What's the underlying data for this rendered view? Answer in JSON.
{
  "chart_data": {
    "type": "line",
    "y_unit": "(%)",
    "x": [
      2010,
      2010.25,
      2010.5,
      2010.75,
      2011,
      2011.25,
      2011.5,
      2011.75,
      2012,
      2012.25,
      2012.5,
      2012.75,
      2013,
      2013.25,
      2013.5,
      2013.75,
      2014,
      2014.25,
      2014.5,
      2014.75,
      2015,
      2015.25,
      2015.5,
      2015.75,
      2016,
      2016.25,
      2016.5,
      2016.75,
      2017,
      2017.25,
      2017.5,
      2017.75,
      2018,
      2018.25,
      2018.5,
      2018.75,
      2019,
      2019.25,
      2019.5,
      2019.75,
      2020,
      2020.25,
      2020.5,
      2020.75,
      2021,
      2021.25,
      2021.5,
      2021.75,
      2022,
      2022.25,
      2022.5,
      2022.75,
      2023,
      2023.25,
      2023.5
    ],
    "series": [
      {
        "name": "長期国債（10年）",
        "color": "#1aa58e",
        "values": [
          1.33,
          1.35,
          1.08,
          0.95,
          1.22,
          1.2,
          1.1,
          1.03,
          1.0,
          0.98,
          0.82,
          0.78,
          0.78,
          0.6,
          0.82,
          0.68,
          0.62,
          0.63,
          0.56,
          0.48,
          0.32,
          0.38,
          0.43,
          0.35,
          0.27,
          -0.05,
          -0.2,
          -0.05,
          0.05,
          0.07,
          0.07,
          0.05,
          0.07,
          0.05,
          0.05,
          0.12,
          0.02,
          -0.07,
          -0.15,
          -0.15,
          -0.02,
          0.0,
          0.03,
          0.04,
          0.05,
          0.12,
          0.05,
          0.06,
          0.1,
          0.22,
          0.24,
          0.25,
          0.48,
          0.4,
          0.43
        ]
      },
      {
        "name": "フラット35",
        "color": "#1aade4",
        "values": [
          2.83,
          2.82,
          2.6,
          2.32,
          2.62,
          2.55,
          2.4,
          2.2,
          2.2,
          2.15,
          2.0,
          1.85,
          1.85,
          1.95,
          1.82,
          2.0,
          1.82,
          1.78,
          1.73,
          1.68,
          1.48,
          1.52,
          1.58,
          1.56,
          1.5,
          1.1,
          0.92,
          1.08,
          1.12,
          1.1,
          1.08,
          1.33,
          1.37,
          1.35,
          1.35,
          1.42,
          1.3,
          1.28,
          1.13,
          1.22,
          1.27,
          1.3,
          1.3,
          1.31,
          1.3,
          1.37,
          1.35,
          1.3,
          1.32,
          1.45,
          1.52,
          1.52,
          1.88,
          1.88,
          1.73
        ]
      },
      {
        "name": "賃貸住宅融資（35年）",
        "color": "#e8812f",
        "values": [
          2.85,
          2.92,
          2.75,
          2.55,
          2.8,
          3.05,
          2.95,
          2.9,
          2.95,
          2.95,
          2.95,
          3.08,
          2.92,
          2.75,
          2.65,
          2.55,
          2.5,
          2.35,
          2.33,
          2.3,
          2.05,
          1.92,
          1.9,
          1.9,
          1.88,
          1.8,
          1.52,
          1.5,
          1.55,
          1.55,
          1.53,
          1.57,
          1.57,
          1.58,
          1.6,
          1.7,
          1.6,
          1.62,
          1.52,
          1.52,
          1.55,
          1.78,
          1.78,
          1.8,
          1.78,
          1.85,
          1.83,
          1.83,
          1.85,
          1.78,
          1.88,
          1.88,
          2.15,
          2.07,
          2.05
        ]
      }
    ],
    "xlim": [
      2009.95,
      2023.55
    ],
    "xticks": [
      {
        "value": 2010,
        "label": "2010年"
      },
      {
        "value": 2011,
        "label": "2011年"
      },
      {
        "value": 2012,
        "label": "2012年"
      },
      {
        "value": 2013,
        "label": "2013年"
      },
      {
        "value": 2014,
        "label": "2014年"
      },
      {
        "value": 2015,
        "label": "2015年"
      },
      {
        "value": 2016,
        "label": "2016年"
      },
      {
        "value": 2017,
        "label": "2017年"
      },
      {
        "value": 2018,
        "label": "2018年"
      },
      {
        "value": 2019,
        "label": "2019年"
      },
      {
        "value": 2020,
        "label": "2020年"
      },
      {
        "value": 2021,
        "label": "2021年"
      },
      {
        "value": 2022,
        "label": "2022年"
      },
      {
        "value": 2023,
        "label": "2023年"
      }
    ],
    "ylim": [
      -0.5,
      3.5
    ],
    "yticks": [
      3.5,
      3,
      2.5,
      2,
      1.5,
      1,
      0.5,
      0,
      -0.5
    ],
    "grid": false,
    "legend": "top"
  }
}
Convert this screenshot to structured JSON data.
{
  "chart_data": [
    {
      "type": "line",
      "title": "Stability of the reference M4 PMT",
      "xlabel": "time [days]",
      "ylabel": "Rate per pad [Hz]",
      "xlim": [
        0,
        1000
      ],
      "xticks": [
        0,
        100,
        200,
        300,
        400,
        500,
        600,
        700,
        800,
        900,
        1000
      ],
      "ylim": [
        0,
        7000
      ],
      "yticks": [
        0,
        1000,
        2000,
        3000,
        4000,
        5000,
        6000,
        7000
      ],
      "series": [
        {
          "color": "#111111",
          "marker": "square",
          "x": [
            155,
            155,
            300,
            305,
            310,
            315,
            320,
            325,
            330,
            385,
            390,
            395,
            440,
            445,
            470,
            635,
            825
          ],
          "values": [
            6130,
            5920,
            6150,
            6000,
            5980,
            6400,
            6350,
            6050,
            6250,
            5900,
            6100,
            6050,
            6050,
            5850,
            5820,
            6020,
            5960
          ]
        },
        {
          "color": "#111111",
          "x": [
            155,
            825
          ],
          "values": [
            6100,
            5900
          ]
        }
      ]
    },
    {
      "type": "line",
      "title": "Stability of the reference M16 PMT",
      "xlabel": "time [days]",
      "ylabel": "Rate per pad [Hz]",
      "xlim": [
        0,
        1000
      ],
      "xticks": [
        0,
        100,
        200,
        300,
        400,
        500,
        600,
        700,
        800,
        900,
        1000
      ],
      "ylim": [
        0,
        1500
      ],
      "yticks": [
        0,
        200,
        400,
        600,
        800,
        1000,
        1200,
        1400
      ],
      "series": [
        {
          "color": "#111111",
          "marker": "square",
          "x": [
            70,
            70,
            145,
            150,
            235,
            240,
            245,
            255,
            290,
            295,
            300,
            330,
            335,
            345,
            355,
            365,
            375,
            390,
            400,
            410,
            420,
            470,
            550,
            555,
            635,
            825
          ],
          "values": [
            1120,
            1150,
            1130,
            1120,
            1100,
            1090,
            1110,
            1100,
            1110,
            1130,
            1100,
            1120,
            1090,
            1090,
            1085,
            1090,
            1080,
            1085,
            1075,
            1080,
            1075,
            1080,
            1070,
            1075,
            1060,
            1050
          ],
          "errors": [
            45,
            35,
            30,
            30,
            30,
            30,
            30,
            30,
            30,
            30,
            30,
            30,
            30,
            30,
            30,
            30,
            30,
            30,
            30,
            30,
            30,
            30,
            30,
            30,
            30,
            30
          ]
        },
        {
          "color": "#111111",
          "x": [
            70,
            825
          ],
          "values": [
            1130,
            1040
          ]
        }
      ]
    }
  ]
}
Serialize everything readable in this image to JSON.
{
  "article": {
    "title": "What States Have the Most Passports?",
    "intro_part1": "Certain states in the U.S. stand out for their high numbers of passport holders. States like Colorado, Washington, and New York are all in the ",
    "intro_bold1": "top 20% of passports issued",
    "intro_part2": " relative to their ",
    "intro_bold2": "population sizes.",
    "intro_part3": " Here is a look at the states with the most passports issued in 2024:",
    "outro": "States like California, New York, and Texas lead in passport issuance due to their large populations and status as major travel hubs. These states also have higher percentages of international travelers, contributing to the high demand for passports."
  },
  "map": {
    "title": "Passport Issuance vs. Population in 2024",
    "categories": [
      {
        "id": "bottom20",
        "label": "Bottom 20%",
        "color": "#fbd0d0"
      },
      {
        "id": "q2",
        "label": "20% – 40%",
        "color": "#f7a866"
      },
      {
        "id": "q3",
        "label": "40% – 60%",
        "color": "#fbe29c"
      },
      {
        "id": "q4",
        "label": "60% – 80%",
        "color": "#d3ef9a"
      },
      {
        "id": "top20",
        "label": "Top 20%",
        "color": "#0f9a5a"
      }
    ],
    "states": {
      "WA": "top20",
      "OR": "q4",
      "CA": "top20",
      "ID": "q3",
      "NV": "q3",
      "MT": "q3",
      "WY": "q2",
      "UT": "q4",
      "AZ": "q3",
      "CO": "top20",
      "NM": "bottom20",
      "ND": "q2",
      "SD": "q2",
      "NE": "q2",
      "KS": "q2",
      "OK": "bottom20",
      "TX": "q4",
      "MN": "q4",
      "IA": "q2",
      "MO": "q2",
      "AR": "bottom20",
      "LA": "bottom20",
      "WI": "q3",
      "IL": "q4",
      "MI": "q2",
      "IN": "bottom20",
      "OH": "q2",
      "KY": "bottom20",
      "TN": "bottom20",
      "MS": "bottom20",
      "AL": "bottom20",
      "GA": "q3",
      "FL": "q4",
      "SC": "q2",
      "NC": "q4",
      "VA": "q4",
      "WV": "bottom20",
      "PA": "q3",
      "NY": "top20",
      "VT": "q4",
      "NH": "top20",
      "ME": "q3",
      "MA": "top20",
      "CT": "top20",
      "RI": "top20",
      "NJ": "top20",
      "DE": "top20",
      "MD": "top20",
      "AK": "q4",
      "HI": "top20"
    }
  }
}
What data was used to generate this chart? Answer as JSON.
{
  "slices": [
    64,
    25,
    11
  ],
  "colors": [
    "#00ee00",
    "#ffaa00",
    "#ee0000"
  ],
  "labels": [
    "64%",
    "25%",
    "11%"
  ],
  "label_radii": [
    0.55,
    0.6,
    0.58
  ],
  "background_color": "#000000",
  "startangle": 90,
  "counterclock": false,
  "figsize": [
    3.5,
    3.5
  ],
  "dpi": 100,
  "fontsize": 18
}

DO THIS: Give again the lines from the line holding "What data was" through the close of the listing, both included, exactly as written and with nothing else.

REPLY:
What data was used to generate this chart? Answer as JSON.
{
  "slices": [
    64,
    25,
    11
  ],
  "colors": [
    "#00ee00",
    "#ffaa00",
    "#ee0000"
  ],
  "labels": [
    "64%",
    "25%",
    "11%"
  ],
  "label_radii": [
    0.55,
    0.6,
    0.58
  ],
  "background_color": "#000000",
  "startangle": 90,
  "counterclock": false,
  "figsize": [
    3.5,
    3.5
  ],
  "dpi": 100,
  "fontsize": 18
}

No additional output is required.